Direction :: Emit the entire listing verbatim.
-- Start Record excerpts --
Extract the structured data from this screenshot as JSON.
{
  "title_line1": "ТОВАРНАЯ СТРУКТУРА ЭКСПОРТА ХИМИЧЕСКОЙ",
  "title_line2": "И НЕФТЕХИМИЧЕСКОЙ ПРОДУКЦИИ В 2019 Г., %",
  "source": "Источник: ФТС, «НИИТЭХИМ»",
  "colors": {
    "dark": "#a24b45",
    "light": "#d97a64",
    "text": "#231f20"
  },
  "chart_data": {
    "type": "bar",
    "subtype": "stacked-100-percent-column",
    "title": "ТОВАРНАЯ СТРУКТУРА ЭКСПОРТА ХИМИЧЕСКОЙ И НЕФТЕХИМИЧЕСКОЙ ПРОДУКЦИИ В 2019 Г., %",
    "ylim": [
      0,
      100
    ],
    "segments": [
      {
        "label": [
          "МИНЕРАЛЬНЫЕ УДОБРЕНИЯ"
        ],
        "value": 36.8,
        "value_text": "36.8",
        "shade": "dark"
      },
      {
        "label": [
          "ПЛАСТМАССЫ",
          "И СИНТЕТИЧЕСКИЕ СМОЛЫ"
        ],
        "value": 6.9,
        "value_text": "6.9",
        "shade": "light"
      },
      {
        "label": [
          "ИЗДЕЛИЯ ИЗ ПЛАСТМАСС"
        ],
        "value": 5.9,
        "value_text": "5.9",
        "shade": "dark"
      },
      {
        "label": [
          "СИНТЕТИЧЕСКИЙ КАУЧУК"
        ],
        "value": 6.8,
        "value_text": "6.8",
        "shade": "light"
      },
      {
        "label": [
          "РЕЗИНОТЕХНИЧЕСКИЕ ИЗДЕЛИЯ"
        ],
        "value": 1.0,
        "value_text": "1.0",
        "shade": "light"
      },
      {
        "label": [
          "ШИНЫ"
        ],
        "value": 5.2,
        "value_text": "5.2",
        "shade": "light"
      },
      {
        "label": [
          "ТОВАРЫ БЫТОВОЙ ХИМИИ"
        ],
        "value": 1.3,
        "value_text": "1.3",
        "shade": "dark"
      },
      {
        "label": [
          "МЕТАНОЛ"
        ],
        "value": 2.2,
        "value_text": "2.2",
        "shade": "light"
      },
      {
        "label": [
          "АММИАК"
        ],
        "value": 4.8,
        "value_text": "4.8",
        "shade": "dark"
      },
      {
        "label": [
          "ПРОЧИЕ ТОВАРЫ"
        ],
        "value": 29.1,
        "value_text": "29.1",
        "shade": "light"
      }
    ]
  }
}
-- End Record excerpts --
Completed task ::
Extract the structured data from this screenshot as JSON.
{
  "title_line1": "ТОВАРНАЯ СТРУКТУРА ЭКСПОРТА ХИМИЧЕСКОЙ",
  "title_line2": "И НЕФТЕХИМИЧЕСКОЙ ПРОДУКЦИИ В 2019 Г., %",
  "source": "Источник: ФТС, «НИИТЭХИМ»",
  "colors": {
    "dark": "#a24b45",
    "light": "#d97a64",
    "text": "#231f20"
  },
  "chart_data": {
    "type": "bar",
    "subtype": "stacked-100-percent-column",
    "title": "ТОВАРНАЯ СТРУКТУРА ЭКСПОРТА ХИМИЧЕСКОЙ И НЕФТЕХИМИЧЕСКОЙ ПРОДУКЦИИ В 2019 Г., %",
    "ylim": [
      0,
      100
    ],
    "segments": [
      {
        "label": [
          "МИНЕРАЛЬНЫЕ УДОБРЕНИЯ"
        ],
        "value": 36.8,
        "value_text": "36.8",
        "shade": "dark"
      },
      {
        "label": [
          "ПЛАСТМАССЫ",
          "И СИНТЕТИЧЕСКИЕ СМОЛЫ"
        ],
        "value": 6.9,
        "value_text": "6.9",
        "shade": "light"
      },
      {
        "label": [
          "ИЗДЕЛИЯ ИЗ ПЛАСТМАСС"
        ],
        "value": 5.9,
        "value_text": "5.9",
        "shade": "dark"
      },
      {
        "label": [
          "СИНТЕТИЧЕСКИЙ КАУЧУК"
        ],
        "value": 6.8,
        "value_text": "6.8",
        "shade": "light"
      },
      {
        "label": [
          "РЕЗИНОТЕХНИЧЕСКИЕ ИЗДЕЛИЯ"
        ],
        "value": 1.0,
        "value_text": "1.0",
        "shade": "light"
      },
      {
        "label": [
          "ШИНЫ"
        ],
        "value": 5.2,
        "value_text": "5.2",
        "shade": "light"
      },
      {
        "label": [
          "ТОВАРЫ БЫТОВОЙ ХИМИИ"
        ],
        "value": 1.3,
        "value_text": "1.3",
        "shade": "dark"
      },
      {
        "label": [
          "МЕТАНОЛ"
        ],
        "value": 2.2,
        "value_text": "2.2",
        "shade": "light"
      },
      {
        "label": [
          "АММИАК"
        ],
        "value": 4.8,
        "value_text": "4.8",
        "shade": "dark"
      },
      {
        "label": [
          "ПРОЧИЕ ТОВАРЫ"
        ],
        "value": 29.1,
        "value_text": "29.1",
        "shade": "light"
      }
    ]
  }
}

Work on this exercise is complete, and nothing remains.